Your task -> Extract the records below word for word and ignore the images.

##### Record set

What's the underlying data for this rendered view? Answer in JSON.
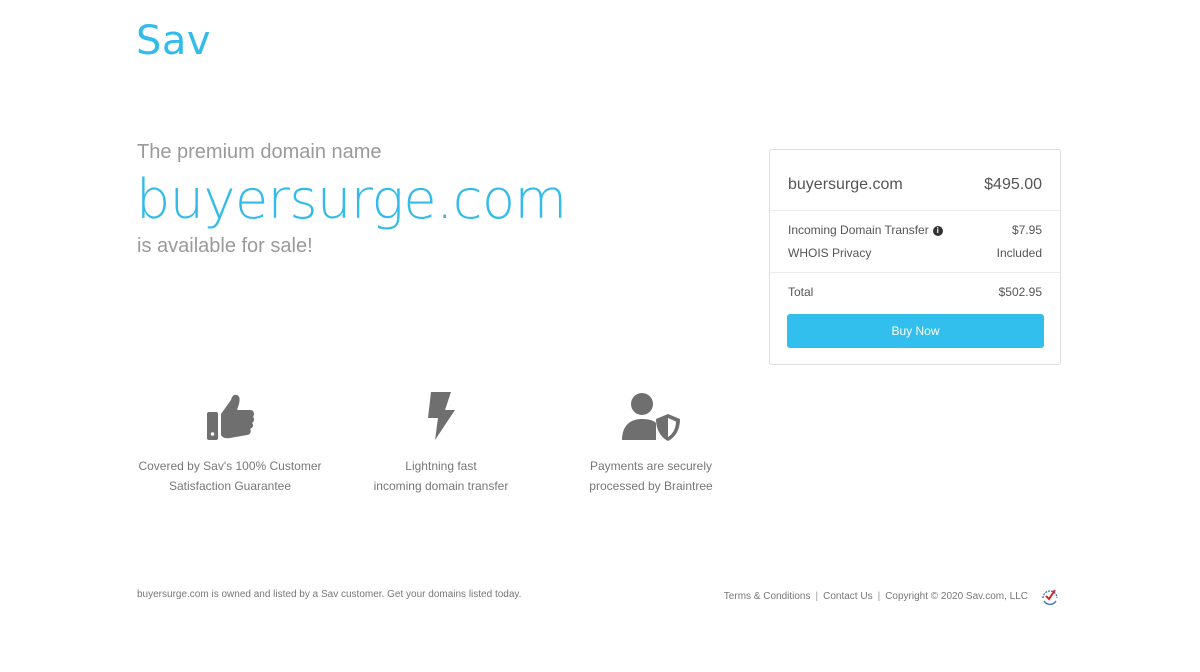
{
  "brand": {
    "logo": "Sav"
  },
  "hero": {
    "pre": "The premium domain name",
    "domain": "buyersurge.com",
    "post": "is available for sale!"
  },
  "card": {
    "domain": "buyersurge.com",
    "price": "$495.00",
    "transfer_label": "Incoming Domain Transfer",
    "transfer_price": "$7.95",
    "whois_label": "WHOIS Privacy",
    "whois_value": "Included",
    "total_label": "Total",
    "total_value": "$502.95",
    "buy_label": "Buy Now"
  },
  "features": [
    {
      "icon": "thumbs-up-icon",
      "line1": "Covered by Sav's 100% Customer",
      "line2": "Satisfaction Guarantee"
    },
    {
      "icon": "lightning-icon",
      "line1": "Lightning fast",
      "line2": "incoming domain transfer"
    },
    {
      "icon": "user-shield-icon",
      "line1": "Payments are securely",
      "line2": "processed by Braintree"
    }
  ],
  "footer": {
    "left": "buyersurge.com is owned and listed by a Sav customer. Get your domains listed today.",
    "terms": "Terms & Conditions",
    "contact": "Contact Us",
    "copyright": "Copyright © 2020 Sav.com, LLC",
    "seal_icon": "security-seal-icon"
  },
  "colors": {
    "accent": "#33bbe9",
    "button": "#33bfee",
    "icon_gray": "#6f6f6f"
  }
}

##########

Answer in full ->
What's the underlying data for this rendered view? Answer in JSON.
{
  "brand": {
    "logo": "Sav"
  },
  "hero": {
    "pre": "The premium domain name",
    "domain": "buyersurge.com",
    "post": "is available for sale!"
  },
  "card": {
    "domain": "buyersurge.com",
    "price": "$495.00",
    "transfer_label": "Incoming Domain Transfer",
    "transfer_price": "$7.95",
    "whois_label": "WHOIS Privacy",
    "whois_value": "Included",
    "total_label": "Total",
    "total_value": "$502.95",
    "buy_label": "Buy Now"
  },
  "features": [
    {
      "icon": "thumbs-up-icon",
      "line1": "Covered by Sav's 100% Customer",
      "line2": "Satisfaction Guarantee"
    },
    {
      "icon": "lightning-icon",
      "line1": "Lightning fast",
      "line2": "incoming domain transfer"
    },
    {
      "icon": "user-shield-icon",
      "line1": "Payments are securely",
      "line2": "processed by Braintree"
    }
  ],
  "footer": {
    "left": "buyersurge.com is owned and listed by a Sav customer. Get your domains listed today.",
    "terms": "Terms & Conditions",
    "contact": "Contact Us",
    "copyright": "Copyright © 2020 Sav.com, LLC",
    "seal_icon": "security-seal-icon"
  },
  "colors": {
    "accent": "#33bbe9",
    "button": "#33bfee",
    "icon_gray": "#6f6f6f"
  }
}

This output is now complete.